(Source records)
[BEGIN]

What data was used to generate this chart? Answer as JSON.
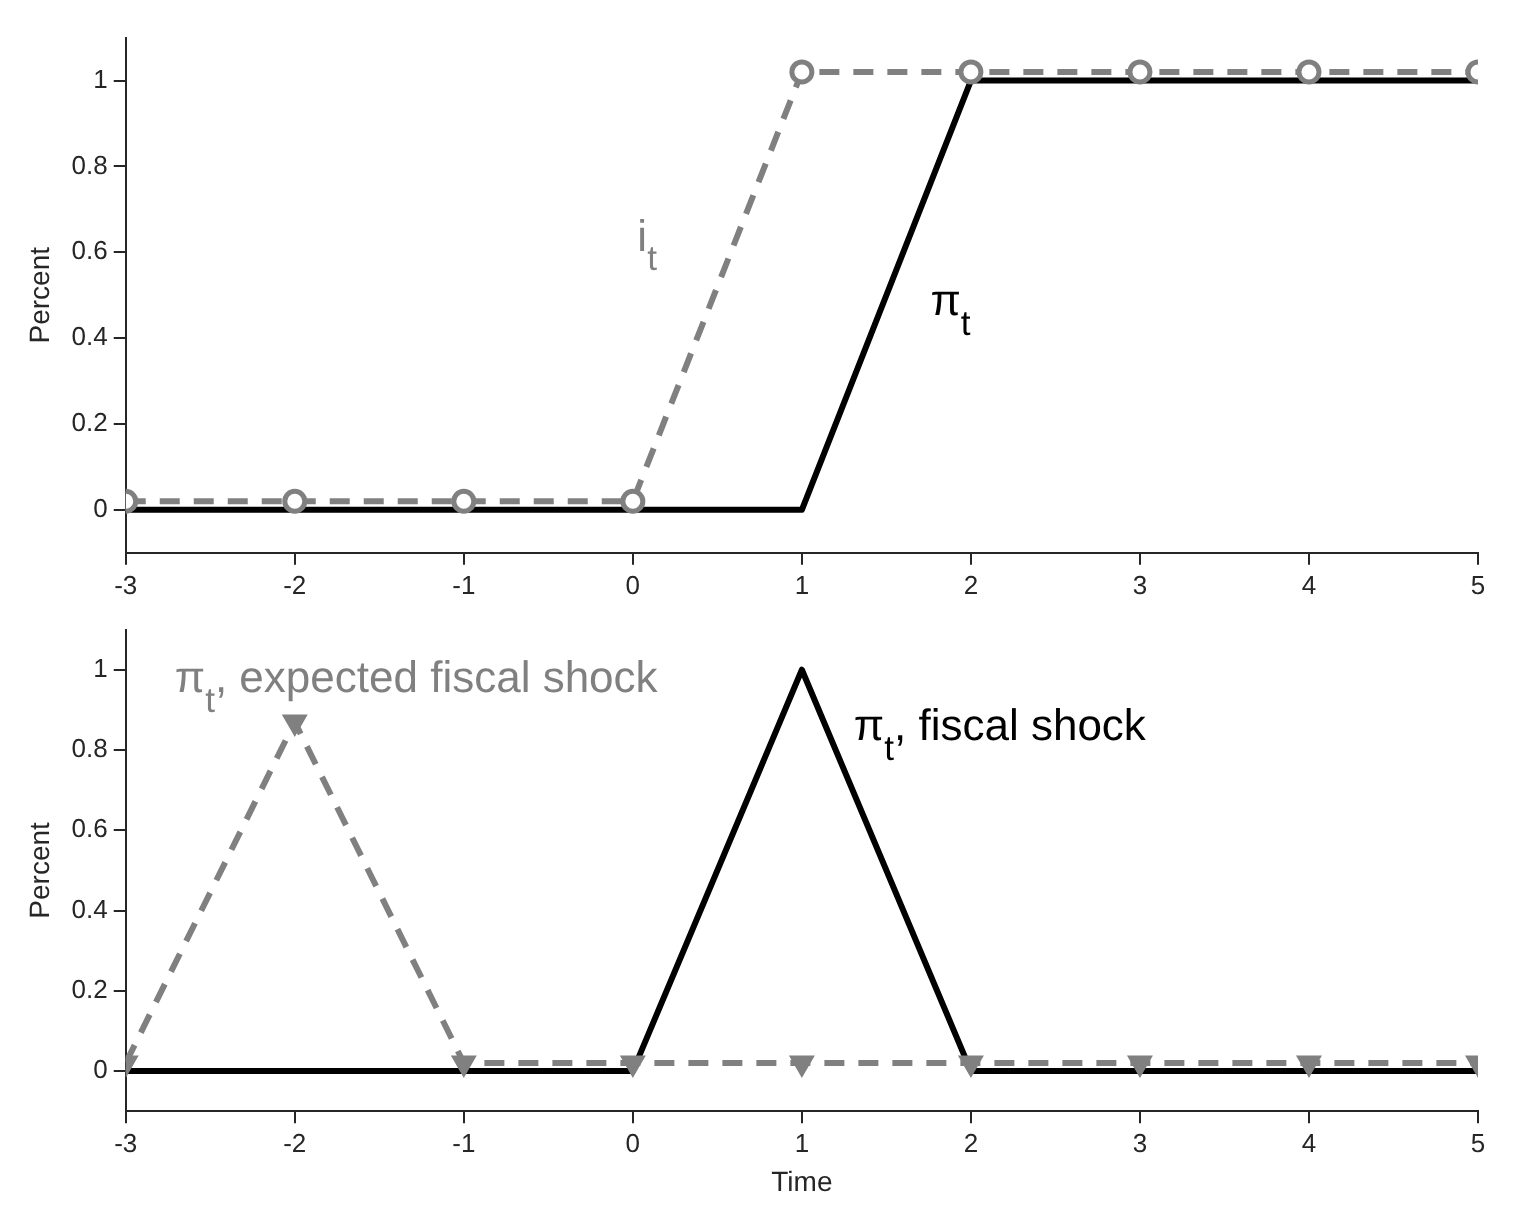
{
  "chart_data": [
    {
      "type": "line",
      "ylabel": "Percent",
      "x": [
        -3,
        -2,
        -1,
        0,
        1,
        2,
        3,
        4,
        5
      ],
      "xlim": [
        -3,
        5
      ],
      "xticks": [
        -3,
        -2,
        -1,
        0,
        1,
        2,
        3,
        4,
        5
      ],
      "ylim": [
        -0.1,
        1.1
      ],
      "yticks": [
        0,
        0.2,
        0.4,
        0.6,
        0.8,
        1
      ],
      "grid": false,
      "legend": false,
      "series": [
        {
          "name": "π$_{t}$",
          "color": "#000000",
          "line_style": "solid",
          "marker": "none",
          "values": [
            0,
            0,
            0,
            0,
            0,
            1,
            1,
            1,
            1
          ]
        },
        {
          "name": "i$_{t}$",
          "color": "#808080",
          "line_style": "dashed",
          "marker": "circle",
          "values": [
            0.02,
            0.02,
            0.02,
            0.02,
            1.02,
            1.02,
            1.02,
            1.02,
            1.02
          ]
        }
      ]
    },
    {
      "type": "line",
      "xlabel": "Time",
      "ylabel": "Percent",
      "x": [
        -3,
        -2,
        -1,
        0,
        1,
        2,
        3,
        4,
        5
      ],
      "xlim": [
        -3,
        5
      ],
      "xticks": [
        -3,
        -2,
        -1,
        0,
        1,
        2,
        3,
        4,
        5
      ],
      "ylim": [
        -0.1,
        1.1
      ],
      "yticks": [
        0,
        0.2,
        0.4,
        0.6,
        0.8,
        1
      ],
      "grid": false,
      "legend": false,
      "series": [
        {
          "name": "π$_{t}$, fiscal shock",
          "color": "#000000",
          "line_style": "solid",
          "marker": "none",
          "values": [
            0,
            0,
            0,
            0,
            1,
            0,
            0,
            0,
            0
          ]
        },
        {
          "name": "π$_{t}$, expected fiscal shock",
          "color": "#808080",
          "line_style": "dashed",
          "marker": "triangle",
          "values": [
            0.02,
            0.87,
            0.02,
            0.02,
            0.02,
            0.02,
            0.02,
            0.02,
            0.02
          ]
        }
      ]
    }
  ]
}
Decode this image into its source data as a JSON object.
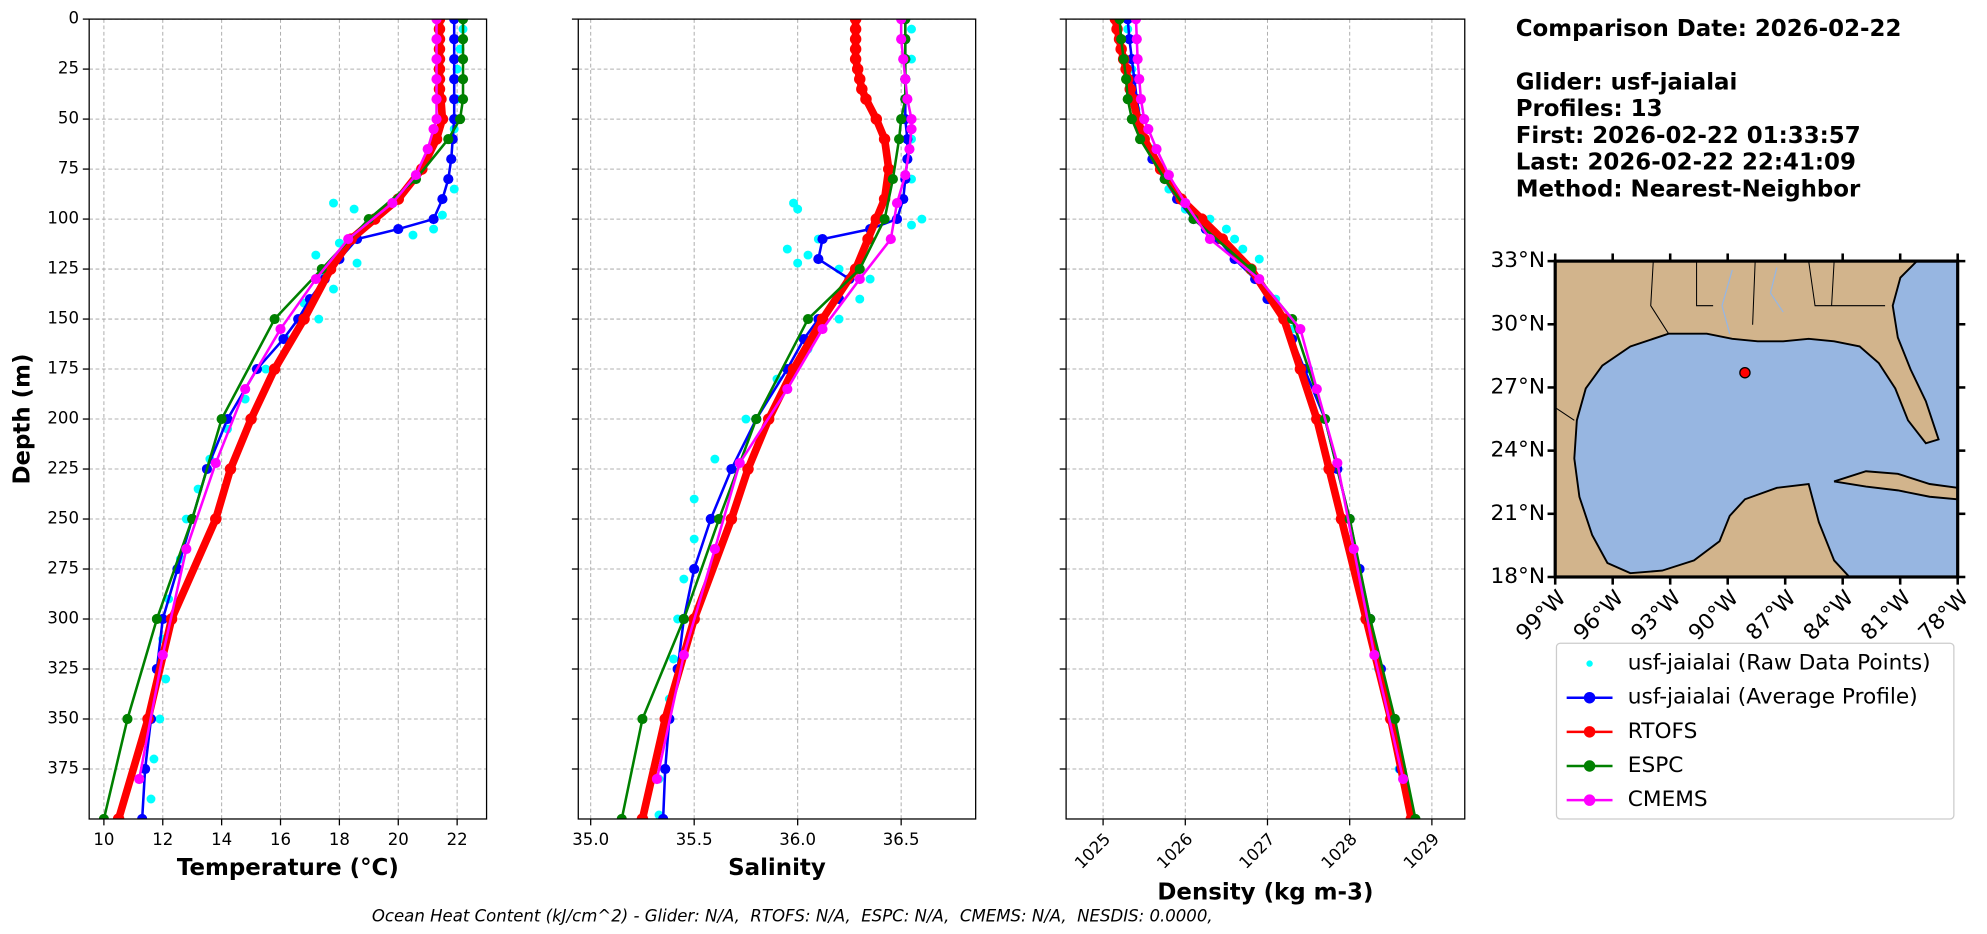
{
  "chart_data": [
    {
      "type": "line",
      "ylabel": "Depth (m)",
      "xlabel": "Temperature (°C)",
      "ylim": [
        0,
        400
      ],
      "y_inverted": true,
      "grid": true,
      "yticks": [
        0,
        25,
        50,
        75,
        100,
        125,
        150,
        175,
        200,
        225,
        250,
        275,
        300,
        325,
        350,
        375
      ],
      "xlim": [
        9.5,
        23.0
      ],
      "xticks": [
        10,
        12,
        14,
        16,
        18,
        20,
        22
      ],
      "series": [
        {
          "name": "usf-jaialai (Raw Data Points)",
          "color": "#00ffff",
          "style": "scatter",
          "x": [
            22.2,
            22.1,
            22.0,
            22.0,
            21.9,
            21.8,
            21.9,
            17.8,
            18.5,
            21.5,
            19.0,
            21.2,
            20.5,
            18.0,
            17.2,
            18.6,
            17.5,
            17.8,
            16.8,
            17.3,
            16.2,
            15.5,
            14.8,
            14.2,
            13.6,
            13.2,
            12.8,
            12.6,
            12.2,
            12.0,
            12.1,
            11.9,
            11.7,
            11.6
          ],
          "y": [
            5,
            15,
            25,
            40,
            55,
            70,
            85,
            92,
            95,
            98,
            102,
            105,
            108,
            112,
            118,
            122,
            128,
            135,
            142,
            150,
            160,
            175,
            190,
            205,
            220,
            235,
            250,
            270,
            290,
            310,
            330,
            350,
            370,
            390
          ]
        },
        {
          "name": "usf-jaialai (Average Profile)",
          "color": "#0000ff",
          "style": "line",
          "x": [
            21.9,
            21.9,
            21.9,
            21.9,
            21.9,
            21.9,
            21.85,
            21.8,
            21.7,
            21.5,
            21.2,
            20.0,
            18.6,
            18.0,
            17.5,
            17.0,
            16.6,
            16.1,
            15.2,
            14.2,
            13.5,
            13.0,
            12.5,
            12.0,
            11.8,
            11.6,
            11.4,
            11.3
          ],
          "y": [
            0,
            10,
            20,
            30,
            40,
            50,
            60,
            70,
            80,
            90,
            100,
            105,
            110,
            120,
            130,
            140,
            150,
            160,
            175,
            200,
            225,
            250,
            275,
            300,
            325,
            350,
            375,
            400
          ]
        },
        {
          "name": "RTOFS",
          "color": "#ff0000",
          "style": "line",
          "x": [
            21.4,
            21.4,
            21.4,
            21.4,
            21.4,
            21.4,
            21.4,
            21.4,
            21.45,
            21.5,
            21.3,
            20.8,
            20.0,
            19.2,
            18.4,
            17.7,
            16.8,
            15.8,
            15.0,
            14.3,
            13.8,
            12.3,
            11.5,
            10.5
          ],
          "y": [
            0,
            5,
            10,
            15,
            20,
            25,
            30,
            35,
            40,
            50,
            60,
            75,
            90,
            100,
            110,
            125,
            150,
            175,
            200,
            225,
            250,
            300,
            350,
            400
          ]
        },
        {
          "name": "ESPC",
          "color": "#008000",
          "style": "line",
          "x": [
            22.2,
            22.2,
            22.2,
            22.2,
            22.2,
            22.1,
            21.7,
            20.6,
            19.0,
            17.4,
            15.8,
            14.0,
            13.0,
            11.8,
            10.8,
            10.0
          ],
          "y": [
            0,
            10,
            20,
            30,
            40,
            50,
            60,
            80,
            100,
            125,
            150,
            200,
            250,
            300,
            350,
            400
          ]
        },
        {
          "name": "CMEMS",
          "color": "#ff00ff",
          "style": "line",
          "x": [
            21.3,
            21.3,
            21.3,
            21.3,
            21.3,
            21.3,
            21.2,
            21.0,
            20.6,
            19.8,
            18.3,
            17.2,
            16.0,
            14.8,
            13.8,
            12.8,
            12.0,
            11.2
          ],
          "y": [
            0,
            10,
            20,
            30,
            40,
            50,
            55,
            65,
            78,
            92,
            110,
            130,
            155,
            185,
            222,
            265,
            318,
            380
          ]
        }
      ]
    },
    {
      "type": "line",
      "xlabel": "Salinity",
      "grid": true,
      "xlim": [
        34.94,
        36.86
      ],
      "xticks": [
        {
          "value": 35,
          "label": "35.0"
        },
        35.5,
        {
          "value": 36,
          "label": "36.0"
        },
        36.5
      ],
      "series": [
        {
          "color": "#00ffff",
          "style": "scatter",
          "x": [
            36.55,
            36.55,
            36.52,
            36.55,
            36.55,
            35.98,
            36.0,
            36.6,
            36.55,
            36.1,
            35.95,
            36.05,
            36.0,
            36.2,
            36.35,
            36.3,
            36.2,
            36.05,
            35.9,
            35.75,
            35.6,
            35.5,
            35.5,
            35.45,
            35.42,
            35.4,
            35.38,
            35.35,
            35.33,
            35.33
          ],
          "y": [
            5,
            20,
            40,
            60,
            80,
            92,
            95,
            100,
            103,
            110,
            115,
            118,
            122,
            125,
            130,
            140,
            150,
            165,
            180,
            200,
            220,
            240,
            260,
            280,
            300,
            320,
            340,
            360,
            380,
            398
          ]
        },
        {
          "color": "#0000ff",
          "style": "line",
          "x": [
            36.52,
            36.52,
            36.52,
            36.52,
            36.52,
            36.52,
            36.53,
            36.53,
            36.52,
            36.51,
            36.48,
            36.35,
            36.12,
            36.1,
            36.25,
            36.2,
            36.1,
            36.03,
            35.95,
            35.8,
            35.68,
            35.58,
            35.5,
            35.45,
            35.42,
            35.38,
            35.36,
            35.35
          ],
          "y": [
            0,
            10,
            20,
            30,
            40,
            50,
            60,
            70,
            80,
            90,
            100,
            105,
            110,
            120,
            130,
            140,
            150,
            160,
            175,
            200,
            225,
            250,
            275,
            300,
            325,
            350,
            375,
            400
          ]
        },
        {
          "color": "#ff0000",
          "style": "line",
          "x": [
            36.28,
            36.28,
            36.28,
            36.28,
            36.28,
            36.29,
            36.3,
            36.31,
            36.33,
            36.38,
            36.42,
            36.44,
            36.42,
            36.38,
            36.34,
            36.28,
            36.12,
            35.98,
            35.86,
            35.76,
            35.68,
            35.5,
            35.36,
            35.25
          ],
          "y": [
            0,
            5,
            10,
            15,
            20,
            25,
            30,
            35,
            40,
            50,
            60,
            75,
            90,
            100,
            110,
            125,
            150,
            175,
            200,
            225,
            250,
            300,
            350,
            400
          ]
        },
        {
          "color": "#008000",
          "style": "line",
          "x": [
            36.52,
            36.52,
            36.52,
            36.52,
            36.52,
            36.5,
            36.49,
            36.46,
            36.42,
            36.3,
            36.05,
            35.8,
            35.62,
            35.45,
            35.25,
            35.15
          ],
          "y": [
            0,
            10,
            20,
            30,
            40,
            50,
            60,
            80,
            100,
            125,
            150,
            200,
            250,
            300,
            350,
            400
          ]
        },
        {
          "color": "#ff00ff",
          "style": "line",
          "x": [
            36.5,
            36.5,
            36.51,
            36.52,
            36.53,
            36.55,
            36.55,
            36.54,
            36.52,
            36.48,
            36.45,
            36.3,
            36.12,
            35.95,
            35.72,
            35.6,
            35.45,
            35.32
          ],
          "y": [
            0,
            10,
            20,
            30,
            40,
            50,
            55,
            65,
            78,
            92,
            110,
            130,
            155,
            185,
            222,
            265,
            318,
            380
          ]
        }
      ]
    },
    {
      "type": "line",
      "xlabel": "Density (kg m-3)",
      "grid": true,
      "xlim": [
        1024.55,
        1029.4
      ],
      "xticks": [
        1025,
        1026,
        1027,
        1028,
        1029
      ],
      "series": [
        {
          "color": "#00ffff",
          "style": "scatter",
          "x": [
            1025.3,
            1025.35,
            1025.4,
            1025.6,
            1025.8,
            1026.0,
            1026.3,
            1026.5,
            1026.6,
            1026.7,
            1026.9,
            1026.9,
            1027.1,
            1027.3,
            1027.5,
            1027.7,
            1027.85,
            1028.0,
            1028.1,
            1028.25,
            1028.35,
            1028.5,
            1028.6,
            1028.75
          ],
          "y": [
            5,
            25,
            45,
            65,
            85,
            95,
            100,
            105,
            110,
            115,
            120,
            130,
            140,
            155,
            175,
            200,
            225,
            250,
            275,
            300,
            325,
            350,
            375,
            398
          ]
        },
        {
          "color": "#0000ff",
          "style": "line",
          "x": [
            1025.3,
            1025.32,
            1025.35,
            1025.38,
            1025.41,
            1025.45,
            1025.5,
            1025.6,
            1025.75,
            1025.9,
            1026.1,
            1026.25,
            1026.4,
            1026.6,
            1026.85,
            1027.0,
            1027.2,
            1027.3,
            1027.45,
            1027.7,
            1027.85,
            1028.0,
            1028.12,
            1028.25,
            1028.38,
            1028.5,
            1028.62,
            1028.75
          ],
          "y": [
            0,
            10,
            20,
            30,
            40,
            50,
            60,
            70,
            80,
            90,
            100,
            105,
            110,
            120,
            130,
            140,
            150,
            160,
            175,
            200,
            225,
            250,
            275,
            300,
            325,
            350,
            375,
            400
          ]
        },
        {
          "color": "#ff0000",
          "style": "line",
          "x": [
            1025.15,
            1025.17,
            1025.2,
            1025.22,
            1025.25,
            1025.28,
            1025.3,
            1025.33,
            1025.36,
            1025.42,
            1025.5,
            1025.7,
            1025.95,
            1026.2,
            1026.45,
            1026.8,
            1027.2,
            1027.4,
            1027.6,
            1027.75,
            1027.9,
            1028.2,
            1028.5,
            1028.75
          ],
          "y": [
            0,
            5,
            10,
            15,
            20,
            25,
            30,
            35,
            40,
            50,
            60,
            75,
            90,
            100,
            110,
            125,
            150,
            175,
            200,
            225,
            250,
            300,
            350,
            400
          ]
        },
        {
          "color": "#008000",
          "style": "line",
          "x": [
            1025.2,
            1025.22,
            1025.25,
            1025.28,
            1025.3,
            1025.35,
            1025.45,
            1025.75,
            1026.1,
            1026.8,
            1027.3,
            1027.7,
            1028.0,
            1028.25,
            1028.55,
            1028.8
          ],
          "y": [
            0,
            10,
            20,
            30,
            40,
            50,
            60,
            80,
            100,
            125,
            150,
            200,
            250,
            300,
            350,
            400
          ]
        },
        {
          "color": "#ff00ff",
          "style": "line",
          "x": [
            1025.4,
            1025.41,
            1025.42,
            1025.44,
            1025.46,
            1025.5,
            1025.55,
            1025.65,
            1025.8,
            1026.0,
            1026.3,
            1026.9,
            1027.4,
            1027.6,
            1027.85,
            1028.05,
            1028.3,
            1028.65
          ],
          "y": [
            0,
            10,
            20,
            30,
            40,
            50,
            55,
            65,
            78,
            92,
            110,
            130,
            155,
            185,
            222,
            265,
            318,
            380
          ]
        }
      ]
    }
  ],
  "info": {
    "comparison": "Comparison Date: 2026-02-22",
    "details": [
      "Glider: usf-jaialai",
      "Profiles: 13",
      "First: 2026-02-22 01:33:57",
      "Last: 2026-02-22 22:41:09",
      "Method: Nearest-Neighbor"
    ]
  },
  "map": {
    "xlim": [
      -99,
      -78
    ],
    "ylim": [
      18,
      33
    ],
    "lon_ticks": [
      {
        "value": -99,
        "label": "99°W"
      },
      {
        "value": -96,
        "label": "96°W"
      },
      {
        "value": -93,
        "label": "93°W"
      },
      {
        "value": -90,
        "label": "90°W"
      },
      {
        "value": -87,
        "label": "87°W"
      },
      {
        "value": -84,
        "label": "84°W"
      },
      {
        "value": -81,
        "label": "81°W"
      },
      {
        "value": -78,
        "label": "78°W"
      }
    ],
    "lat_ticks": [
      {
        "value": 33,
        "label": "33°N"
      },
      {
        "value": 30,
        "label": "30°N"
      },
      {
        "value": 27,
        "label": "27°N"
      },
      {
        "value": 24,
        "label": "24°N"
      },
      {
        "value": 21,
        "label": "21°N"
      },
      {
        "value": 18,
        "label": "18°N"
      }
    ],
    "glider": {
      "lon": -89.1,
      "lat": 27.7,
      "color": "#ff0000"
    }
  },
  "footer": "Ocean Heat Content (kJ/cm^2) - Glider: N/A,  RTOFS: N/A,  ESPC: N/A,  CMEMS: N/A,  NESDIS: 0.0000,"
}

[END]

**Task:**
Copy every line of the listing where the word "name" appears.

**Output of the exercise:**
          "name": "π$_{t}$",
          "name": "i$_{t}$",
          "name": "π$_{t}$, fiscal shock",
          "name": "π$_{t}$, expected fiscal shock",
          "name": "usf-jaialai (Raw Data Points)",
          "name": "usf-jaialai (Average Profile)",
          "name": "RTOFS",
          "name": "ESPC",
          "name": "CMEMS",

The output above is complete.